[Start Reading passage]

This function automates many steps of EDA:

Automatically detects numeric vs. categorical variables.
Auto-converts columns that look numeric (and optionally date-like).
Summarizes data structure, missingness, duplication, and potential ID columns.
Computes correlation matrix and flags highly correlated pairs.
(Optional) Outlier detection using IQR, Z-score, DBSCAN, or LOF methods.
(Optional) Normality tests on numeric columns.
Saves all results and an R Markdown report if save_results = TRUE.

Value

A (silent) list containing:

data_overview - A basic overview (head, unique values, skim summary).
summary_stats - Summary statistics for numeric columns.
freq_tables - Frequency tables for factor columns.
missing_data - Missing data overview (count, percentage).
duplicated_rows - Count of duplicated rows.
class_imbalance - Class distribution if label is provided and is categorical.
correlation_matrix - The correlation matrix for numeric variables.
zero_variance_cols - Columns with near-zero variance.
potential_id_cols - Columns with unique values in every row.
date_time_cols - Columns recognized as date/time.
high_corr_pairs - Pairs of variables with correlation above corr_threshold.
outlier_method - The chosen method for outlier detection.
outlier_summary - Outlier proportions or metrics (if computed).

If save_results = TRUE, additional side effects include saving figures, a correlation heatmap, and an R Markdown report in the specified directory.

Fast Machine Learning Function

Description

Trains and evaluates multiple classification or regression models automatically detecting the task based on the target variable type.

Usage

fastml(
  data,
  label,
  algorithms = "all",
  test_size = 0.2,
  resampling_method = "cv",
  folds = ifelse(grepl("cv", resampling_method), 10, 25),
  repeats = ifelse(resampling_method == "repeatedcv", 1, NA),
  event_class = "first",
  exclude = NULL,
  recipe = NULL,
  tune_params = NULL,
  metric = NULL,
  algorithm_engines = NULL,
  n_cores = 1,
  stratify = TRUE,
  impute_method = "error",
  impute_custom_function = NULL,
  encode_categoricals = TRUE,
  scaling_methods = c("center", "scale"),
  summaryFunction = NULL,
  use_default_tuning = FALSE,
  tuning_strategy = "grid",
  tuning_iterations = 10,
  early_stopping = FALSE,
  adaptive = FALSE,
  learning_curve = FALSE,
  seed = 123
)

[End Reading passage]

_Aim A_:
Answer the following from the function documentation, one line each:
(i) Which methods are listed for the optional outlier detection?
(ii) What does potential_id_cols contain?
(iii) What default value does the fastml usage give for test_size?

[Start Material for this task]

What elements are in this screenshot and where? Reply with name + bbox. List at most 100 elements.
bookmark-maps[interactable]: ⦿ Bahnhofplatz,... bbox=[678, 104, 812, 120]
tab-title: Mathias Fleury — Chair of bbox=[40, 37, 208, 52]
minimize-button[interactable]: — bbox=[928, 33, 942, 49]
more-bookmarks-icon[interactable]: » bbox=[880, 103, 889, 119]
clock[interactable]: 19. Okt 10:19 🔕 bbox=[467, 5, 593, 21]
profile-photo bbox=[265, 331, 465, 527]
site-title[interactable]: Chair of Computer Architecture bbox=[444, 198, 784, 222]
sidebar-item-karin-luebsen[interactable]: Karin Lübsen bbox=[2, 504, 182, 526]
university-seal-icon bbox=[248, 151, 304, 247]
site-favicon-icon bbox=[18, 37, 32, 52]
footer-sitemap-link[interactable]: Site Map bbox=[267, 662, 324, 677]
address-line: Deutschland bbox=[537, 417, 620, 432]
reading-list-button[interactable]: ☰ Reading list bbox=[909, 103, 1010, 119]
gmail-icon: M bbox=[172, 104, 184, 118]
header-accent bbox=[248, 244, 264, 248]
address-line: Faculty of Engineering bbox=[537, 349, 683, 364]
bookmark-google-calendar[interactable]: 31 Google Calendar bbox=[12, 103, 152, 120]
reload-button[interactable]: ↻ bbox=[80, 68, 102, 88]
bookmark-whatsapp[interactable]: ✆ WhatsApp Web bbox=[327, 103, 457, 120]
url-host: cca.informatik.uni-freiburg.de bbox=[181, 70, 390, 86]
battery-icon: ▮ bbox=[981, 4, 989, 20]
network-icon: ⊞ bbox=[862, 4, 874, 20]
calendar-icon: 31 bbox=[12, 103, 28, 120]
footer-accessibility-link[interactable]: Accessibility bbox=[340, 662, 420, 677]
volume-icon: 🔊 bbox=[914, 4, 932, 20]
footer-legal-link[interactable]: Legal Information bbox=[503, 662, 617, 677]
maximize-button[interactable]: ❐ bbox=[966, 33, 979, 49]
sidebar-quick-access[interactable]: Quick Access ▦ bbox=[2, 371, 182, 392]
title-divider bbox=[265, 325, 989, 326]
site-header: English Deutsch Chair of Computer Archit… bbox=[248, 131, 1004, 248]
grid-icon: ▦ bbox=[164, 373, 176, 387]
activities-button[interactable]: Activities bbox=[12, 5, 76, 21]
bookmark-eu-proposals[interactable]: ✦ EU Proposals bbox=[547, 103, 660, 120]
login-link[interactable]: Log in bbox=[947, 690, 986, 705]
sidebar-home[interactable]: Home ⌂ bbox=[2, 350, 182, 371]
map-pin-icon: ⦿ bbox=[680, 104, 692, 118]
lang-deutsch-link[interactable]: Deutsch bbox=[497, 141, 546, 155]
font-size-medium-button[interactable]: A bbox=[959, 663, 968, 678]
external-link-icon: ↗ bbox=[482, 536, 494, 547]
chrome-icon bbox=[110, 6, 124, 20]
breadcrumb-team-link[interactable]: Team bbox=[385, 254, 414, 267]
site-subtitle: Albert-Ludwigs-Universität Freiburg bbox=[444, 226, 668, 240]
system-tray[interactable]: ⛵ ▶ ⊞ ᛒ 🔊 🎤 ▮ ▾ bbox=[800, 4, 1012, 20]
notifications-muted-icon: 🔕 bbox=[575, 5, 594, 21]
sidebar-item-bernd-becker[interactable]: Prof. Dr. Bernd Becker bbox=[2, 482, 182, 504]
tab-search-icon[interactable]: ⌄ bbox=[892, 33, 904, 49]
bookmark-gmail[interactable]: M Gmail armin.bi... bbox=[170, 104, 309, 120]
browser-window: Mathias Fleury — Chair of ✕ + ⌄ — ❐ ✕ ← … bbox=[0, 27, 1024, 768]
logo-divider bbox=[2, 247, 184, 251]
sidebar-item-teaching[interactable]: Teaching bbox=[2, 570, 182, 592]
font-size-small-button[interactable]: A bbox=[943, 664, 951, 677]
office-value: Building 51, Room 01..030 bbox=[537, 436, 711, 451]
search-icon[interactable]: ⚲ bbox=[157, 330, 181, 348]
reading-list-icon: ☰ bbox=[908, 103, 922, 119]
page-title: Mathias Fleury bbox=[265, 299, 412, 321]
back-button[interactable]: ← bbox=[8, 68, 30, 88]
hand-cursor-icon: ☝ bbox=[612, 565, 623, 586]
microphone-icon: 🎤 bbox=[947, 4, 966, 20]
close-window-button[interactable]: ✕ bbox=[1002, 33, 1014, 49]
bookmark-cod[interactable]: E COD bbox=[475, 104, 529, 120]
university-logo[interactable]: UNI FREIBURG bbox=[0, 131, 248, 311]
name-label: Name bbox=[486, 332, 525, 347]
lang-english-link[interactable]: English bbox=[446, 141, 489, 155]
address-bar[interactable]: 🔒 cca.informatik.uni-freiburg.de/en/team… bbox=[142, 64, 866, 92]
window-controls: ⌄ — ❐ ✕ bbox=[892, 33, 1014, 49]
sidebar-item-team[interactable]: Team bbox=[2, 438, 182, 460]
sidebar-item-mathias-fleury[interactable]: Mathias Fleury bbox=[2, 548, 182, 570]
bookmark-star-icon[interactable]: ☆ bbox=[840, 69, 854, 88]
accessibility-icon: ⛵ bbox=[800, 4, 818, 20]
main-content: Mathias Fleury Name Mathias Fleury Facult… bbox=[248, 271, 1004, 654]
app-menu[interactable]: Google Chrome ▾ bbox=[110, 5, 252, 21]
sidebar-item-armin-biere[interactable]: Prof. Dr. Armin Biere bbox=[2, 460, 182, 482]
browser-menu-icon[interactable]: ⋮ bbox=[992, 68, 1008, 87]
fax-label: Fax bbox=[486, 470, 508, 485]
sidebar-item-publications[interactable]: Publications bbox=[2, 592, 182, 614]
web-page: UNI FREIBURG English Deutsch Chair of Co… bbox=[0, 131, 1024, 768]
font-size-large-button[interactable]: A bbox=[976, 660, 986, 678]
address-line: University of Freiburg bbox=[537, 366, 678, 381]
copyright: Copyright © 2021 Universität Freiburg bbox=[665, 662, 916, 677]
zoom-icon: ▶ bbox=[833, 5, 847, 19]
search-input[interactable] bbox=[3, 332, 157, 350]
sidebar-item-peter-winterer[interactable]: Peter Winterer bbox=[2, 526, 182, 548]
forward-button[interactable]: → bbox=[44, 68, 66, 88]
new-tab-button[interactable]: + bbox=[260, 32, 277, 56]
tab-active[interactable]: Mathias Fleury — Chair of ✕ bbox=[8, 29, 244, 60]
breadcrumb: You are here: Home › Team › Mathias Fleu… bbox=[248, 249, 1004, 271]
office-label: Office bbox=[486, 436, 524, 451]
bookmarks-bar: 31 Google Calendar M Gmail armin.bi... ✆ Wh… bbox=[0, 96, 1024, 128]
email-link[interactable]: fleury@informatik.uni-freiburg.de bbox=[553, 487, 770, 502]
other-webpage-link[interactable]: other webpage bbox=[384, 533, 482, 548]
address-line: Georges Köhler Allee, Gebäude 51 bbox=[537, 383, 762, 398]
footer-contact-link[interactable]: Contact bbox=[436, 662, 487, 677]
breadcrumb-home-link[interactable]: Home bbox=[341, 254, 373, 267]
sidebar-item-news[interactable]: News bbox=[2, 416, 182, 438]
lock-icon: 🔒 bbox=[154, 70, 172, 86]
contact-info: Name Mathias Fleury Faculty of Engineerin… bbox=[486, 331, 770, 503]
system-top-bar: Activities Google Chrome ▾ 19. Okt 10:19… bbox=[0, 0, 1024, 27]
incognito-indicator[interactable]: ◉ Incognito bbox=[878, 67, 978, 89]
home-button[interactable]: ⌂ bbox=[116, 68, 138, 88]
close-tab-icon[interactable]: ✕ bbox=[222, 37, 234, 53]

[End Material for this task]

_Aim B_: Reproduce the records from their first line through the line containing "profile-photo bbox=[265, 331, 465, 527]", substituting "clickable" for every occurrence of "interactable" and leaving all else unchanged.

_Written solution A_:
(i) IQR, Z-score, DBSCAN, or LOF.
(ii) Columns with unique values in every row.
(iii) 0.2

_Written solution B_:
What elements are in this screenshot and where? Reply with name + bbox. List at most 100 elements.
bookmark-maps[clickable]: ⦿ Bahnhofplatz,... bbox=[678, 104, 812, 120]
tab-title: Mathias Fleury — Chair of bbox=[40, 37, 208, 52]
minimize-button[clickable]: — bbox=[928, 33, 942, 49]
more-bookmarks-icon[clickable]: » bbox=[880, 103, 889, 119]
clock[clickable]: 19. Okt 10:19 🔕 bbox=[467, 5, 593, 21]
profile-photo bbox=[265, 331, 465, 527]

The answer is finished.